What the exercise asks:
Only the number is wanted: count the lines that contain "name".
>> BEGIN Information shown
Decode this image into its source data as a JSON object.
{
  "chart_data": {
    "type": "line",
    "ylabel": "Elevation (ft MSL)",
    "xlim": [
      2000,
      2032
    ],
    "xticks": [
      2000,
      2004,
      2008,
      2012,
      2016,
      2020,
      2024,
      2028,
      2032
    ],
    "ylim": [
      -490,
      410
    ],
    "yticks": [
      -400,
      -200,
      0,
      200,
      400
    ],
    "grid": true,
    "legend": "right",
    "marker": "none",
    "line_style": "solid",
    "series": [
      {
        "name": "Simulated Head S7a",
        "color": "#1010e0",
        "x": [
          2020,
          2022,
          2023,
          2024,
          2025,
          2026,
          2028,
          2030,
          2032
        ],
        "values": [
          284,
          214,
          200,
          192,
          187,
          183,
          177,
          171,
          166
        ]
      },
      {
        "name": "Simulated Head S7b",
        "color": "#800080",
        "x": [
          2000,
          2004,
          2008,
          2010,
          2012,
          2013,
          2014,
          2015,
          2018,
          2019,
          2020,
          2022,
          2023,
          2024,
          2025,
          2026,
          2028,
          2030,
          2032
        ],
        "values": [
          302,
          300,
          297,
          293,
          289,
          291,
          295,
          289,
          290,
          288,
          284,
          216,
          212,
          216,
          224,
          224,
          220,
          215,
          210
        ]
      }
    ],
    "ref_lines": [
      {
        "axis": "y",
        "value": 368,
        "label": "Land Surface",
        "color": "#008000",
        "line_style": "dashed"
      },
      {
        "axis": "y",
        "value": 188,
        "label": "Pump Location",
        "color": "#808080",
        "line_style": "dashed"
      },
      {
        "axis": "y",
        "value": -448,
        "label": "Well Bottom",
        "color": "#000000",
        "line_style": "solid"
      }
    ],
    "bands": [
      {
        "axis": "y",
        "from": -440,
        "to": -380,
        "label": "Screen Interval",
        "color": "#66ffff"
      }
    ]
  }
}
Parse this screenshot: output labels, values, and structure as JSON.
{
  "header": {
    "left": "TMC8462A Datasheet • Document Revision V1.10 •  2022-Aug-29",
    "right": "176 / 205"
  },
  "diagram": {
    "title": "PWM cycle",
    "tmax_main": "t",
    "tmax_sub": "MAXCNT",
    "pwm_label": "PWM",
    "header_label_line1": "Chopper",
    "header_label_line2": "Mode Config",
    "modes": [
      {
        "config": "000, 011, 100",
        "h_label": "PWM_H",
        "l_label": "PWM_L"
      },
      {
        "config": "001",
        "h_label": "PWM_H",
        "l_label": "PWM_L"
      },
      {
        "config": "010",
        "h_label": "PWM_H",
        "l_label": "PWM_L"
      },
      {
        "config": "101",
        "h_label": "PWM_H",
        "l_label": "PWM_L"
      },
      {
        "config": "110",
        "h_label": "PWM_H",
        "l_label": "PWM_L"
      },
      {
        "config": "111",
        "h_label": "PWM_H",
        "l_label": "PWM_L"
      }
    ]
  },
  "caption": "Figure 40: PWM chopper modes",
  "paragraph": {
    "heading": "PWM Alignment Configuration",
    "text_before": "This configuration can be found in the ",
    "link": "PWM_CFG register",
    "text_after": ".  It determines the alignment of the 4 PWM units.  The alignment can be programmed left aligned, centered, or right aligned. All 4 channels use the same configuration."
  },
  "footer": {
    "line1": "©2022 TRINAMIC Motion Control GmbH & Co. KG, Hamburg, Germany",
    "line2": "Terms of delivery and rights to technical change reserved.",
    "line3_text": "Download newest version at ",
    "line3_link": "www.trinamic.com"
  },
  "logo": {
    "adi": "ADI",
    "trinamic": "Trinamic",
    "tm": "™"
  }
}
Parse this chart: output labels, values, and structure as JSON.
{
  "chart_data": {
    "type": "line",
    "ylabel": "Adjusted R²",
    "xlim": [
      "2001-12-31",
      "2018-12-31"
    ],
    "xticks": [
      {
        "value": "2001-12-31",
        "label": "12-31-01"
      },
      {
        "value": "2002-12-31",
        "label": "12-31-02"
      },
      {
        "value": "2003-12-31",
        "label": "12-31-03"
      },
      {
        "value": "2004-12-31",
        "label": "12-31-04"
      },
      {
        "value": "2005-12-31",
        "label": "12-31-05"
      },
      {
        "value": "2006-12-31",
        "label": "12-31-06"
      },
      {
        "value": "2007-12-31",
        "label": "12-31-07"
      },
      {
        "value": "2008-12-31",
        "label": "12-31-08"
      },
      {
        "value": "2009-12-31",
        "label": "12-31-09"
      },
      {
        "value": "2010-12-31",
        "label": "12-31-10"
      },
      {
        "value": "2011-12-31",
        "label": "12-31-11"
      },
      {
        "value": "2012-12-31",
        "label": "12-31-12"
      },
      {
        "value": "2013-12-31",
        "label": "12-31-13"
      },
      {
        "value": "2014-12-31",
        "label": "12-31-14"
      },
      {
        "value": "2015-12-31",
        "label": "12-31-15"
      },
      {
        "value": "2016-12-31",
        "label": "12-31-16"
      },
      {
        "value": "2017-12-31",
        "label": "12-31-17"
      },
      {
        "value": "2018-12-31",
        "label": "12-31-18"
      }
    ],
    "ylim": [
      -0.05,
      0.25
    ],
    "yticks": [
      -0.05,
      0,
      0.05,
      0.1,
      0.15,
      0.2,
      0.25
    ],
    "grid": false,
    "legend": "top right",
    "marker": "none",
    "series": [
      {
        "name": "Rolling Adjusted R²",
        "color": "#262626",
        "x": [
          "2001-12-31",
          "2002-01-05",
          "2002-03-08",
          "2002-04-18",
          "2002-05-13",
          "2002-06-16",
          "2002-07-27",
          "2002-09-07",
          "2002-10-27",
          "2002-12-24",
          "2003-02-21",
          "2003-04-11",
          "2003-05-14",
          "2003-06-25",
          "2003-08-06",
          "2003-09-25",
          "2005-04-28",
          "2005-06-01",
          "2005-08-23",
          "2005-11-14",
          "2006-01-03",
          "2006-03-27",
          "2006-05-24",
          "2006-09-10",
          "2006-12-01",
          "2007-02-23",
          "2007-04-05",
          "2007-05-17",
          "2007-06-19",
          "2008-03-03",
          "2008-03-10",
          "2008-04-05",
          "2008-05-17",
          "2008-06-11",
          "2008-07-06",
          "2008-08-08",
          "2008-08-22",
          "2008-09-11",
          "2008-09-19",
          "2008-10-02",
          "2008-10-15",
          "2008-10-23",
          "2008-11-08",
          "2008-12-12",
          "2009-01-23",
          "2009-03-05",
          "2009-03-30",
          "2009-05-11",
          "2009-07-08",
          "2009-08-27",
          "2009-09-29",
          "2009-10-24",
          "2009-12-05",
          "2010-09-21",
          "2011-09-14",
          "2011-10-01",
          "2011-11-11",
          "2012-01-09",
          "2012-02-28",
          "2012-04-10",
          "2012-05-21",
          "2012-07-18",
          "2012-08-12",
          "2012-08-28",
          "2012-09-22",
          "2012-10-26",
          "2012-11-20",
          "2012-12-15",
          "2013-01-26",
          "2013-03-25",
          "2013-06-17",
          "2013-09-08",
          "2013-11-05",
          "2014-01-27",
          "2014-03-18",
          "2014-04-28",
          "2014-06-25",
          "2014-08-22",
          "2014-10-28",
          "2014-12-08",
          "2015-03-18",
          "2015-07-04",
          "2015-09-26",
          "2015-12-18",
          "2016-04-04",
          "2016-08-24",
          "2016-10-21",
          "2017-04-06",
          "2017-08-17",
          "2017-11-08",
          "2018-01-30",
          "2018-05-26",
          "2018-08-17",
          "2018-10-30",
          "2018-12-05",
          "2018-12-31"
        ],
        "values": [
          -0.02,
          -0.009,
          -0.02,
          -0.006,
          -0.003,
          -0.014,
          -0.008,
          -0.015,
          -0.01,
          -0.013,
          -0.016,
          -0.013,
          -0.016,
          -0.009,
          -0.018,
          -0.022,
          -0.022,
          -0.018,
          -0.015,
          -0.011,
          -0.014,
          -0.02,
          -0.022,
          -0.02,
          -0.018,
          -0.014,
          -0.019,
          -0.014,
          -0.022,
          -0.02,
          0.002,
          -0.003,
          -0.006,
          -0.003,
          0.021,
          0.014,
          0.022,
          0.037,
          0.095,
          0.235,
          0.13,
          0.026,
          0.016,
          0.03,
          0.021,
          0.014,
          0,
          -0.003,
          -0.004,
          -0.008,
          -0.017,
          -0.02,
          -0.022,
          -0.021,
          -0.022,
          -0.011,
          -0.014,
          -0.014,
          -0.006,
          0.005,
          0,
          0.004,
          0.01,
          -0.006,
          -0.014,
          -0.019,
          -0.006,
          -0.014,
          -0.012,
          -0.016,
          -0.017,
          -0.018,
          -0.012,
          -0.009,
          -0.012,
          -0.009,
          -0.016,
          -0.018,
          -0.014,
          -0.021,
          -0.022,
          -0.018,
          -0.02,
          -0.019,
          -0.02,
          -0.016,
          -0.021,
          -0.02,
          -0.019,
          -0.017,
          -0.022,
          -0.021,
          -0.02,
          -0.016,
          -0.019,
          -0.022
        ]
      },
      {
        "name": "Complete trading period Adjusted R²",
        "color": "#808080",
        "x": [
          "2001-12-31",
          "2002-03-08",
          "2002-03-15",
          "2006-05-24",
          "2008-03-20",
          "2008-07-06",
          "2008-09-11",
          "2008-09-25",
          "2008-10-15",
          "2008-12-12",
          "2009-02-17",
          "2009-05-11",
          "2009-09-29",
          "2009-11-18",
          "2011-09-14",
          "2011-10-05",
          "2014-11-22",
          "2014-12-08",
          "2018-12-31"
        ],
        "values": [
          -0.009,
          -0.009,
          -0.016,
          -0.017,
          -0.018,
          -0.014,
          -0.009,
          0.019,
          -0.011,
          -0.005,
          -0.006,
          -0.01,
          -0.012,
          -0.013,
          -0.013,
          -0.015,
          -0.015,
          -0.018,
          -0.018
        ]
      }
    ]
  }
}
>> END Information shown
Task answer:
4